### SOURCE MATERIAL

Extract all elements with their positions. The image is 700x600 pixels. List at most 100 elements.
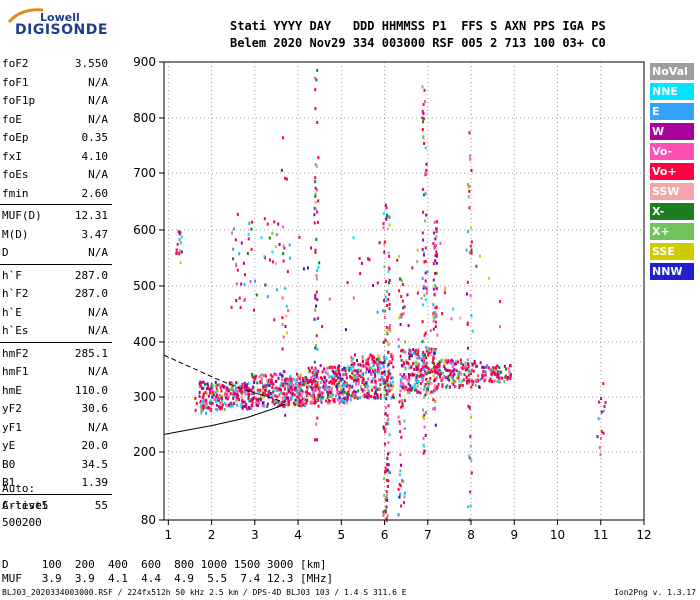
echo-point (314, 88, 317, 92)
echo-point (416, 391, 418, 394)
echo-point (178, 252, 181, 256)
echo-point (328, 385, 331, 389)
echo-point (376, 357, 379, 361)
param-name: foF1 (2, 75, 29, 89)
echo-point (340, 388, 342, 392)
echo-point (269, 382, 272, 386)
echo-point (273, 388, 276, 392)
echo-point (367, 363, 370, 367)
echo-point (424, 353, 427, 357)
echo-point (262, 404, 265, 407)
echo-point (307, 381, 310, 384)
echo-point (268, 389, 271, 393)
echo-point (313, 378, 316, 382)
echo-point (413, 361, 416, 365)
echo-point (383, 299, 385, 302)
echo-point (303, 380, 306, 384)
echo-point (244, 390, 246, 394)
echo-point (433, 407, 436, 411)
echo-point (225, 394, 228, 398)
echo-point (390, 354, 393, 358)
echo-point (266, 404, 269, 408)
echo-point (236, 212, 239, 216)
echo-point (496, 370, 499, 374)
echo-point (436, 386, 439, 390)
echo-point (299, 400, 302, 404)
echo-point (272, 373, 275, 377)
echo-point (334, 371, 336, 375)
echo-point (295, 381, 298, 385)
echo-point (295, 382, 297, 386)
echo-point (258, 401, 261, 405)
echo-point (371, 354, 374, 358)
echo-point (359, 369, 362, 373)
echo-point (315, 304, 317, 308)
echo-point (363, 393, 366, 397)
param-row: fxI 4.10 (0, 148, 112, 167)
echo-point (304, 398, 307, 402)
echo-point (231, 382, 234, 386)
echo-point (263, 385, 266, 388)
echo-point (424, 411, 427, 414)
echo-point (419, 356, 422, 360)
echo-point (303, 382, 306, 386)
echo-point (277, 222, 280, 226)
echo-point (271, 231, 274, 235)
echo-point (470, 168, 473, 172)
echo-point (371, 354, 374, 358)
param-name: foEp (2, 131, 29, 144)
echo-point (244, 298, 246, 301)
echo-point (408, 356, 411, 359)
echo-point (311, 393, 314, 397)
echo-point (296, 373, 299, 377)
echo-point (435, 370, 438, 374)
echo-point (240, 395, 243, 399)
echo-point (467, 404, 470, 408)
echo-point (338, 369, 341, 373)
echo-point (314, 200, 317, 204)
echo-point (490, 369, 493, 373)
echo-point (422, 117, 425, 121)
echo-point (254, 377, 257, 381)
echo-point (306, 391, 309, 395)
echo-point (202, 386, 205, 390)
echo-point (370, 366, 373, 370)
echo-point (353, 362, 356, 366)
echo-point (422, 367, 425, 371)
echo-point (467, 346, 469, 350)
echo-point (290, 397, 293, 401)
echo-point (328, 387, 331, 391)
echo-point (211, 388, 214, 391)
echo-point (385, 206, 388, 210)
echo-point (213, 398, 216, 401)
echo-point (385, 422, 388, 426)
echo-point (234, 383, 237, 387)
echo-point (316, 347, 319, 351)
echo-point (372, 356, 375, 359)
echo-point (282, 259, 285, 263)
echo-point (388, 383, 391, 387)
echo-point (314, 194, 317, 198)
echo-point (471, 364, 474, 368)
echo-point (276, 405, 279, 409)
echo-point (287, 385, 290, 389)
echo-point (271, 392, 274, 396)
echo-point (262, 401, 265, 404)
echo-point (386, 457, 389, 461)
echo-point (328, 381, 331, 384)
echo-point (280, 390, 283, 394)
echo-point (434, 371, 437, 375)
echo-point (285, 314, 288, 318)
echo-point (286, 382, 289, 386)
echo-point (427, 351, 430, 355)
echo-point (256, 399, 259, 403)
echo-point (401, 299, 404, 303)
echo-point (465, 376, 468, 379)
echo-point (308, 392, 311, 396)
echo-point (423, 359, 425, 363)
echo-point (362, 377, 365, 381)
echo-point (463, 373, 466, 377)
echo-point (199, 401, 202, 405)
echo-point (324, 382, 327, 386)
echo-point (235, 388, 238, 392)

### STATED TASK
Copy the rows above again, switching every "echo-point" to "trace-point" and changing nothing else. Leave the picture line out.

### RESPONSE BELOW
Extract all elements with their positions. The image is 700x600 pixels. List at most 100 elements.
trace-point (314, 88, 317, 92)
trace-point (416, 391, 418, 394)
trace-point (178, 252, 181, 256)
trace-point (328, 385, 331, 389)
trace-point (376, 357, 379, 361)
param-name: foF1 (2, 75, 29, 89)
trace-point (340, 388, 342, 392)
trace-point (269, 382, 272, 386)
trace-point (273, 388, 276, 392)
trace-point (367, 363, 370, 367)
trace-point (424, 353, 427, 357)
trace-point (262, 404, 265, 407)
trace-point (307, 381, 310, 384)
trace-point (268, 389, 271, 393)
trace-point (313, 378, 316, 382)
trace-point (413, 361, 416, 365)
trace-point (383, 299, 385, 302)
trace-point (303, 380, 306, 384)
trace-point (244, 390, 246, 394)
trace-point (433, 407, 436, 411)
trace-point (225, 394, 228, 398)
trace-point (390, 354, 393, 358)
trace-point (266, 404, 269, 408)
trace-point (236, 212, 239, 216)
trace-point (496, 370, 499, 374)
trace-point (436, 386, 439, 390)
trace-point (299, 400, 302, 404)
trace-point (272, 373, 275, 377)
trace-point (334, 371, 336, 375)
trace-point (295, 381, 298, 385)
trace-point (295, 382, 297, 386)
trace-point (258, 401, 261, 405)
trace-point (371, 354, 374, 358)
trace-point (359, 369, 362, 373)
trace-point (315, 304, 317, 308)
trace-point (363, 393, 366, 397)
param-row: fxI 4.10 (0, 148, 112, 167)
trace-point (304, 398, 307, 402)
trace-point (231, 382, 234, 386)
trace-point (263, 385, 266, 388)
trace-point (424, 411, 427, 414)
trace-point (419, 356, 422, 360)
trace-point (303, 382, 306, 386)
trace-point (277, 222, 280, 226)
trace-point (271, 231, 274, 235)
trace-point (470, 168, 473, 172)
trace-point (371, 354, 374, 358)
param-name: foEp (2, 131, 29, 144)
trace-point (244, 298, 246, 301)
trace-point (408, 356, 411, 359)
trace-point (311, 393, 314, 397)
trace-point (296, 373, 299, 377)
trace-point (435, 370, 438, 374)
trace-point (240, 395, 243, 399)
trace-point (467, 404, 470, 408)
trace-point (338, 369, 341, 373)
trace-point (314, 200, 317, 204)
trace-point (490, 369, 493, 373)
trace-point (422, 117, 425, 121)
trace-point (254, 377, 257, 381)
trace-point (306, 391, 309, 395)
trace-point (202, 386, 205, 390)
trace-point (370, 366, 373, 370)
trace-point (353, 362, 356, 366)
trace-point (422, 367, 425, 371)
trace-point (467, 346, 469, 350)
trace-point (290, 397, 293, 401)
trace-point (328, 387, 331, 391)
trace-point (211, 388, 214, 391)
trace-point (385, 206, 388, 210)
trace-point (213, 398, 216, 401)
trace-point (385, 422, 388, 426)
trace-point (234, 383, 237, 387)
trace-point (316, 347, 319, 351)
trace-point (372, 356, 375, 359)
trace-point (282, 259, 285, 263)
trace-point (388, 383, 391, 387)
trace-point (314, 194, 317, 198)
trace-point (471, 364, 474, 368)
trace-point (276, 405, 279, 409)
trace-point (287, 385, 290, 389)
trace-point (271, 392, 274, 396)
trace-point (262, 401, 265, 404)
trace-point (386, 457, 389, 461)
trace-point (328, 381, 331, 384)
trace-point (280, 390, 283, 394)
trace-point (434, 371, 437, 375)
trace-point (285, 314, 288, 318)
trace-point (286, 382, 289, 386)
trace-point (427, 351, 430, 355)
trace-point (256, 399, 259, 403)
trace-point (401, 299, 404, 303)
trace-point (465, 376, 468, 379)
trace-point (308, 392, 311, 396)
trace-point (423, 359, 425, 363)
trace-point (362, 377, 365, 381)
trace-point (463, 373, 466, 377)
trace-point (199, 401, 202, 405)
trace-point (324, 382, 327, 386)
trace-point (235, 388, 238, 392)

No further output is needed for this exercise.